[Data records]
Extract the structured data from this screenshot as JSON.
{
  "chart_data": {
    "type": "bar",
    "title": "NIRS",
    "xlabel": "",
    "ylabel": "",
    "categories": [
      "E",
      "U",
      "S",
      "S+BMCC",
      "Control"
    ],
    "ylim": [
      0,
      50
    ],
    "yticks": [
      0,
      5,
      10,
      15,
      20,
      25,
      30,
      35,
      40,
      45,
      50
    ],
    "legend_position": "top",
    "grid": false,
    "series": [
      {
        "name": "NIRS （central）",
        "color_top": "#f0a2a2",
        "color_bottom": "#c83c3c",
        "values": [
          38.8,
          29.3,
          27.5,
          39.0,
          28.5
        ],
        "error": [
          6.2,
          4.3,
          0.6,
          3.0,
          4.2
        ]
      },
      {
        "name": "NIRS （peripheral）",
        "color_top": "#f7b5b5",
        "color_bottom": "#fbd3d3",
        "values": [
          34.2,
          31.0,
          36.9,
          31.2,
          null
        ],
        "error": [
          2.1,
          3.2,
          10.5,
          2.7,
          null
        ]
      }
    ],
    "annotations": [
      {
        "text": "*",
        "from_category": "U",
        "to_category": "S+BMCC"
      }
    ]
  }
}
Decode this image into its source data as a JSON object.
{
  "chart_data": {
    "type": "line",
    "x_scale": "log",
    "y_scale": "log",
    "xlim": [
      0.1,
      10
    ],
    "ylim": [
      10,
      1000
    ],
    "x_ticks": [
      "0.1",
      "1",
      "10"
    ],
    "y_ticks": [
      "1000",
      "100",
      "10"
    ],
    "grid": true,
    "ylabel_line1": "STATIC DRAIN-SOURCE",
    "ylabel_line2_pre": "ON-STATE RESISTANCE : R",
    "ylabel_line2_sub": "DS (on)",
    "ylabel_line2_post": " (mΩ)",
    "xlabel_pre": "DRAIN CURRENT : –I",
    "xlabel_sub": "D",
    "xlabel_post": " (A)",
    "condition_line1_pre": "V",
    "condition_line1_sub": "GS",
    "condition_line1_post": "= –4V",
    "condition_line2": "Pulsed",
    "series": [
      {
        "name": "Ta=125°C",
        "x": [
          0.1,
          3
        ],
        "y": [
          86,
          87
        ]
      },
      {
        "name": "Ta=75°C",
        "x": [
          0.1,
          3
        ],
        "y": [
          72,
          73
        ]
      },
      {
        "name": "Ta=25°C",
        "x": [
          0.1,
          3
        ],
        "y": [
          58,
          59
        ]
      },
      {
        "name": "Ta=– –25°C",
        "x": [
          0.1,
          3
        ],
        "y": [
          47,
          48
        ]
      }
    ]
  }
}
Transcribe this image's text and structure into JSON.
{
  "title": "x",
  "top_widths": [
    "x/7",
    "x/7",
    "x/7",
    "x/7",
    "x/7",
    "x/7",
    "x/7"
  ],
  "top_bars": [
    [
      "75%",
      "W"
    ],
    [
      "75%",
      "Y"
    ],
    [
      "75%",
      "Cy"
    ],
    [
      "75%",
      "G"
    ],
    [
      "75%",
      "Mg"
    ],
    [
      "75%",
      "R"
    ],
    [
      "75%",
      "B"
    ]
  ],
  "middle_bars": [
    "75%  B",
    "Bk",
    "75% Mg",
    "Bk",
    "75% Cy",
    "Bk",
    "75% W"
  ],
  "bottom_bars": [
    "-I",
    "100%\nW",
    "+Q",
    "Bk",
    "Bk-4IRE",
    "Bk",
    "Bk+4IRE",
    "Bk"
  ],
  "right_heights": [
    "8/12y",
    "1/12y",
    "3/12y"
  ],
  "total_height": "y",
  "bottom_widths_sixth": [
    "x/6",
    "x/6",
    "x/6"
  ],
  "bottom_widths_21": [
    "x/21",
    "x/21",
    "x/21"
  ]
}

## TASK OBJECTIVE
From the listing, copy each line containing the word "name".

## WRITTEN RESPONSE
        "name": "NIRS （central）",
        "name": "NIRS （peripheral）",
        "name": "Ta=125°C",
        "name": "Ta=75°C",
        "name": "Ta=25°C",
        "name": "Ta=– –25°C",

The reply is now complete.